To do: Omit any picture, and return the remaining data exactly as written.

Material shown:

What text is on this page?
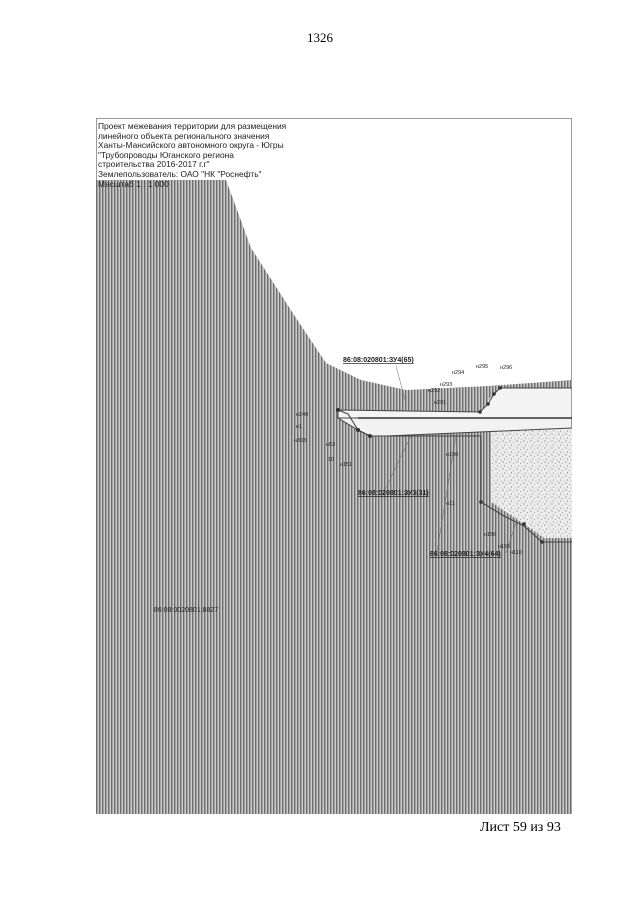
1326
86:08:020801:ЗУ4(65)
86:08:020801:ЗУ3(31)
86:08:020801:ЗУ4(64)
86:08:0020801:8827
н294
н295 н296
н293
н292
н291
н240
н1
н303
н53
10
н151
н150
н11
н156
н155
н110
Проект межевания территории для размещения
линейного объекта регионального значения
Ханты-Мансийского автономного округа - Югры
"Трубопроводы Юганского региона
строительства 2016-2017 г.г"
Землепользователь: ОАО "НК "Роснефть"
Масштаб 1 : 1 000
Лист 59 из 93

Result of this task:
What text is on this page?
1326
86:08:020801:ЗУ4(65)
86:08:020801:ЗУ3(31)
86:08:020801:ЗУ4(64)
86:08:0020801:8827
н294
н295 н296
н293
н292
н291
н240
н1
н303
н53
10
н151
н150
н11
н156
н155
н110
Проект межевания территории для размещения
линейного объекта регионального значения
Ханты-Мансийского автономного округа - Югры
"Трубопроводы Юганского региона
строительства 2016-2017 г.г"
Землепользователь: ОАО "НК "Роснефть"
Масштаб 1 : 1 000
Лист 59 из 93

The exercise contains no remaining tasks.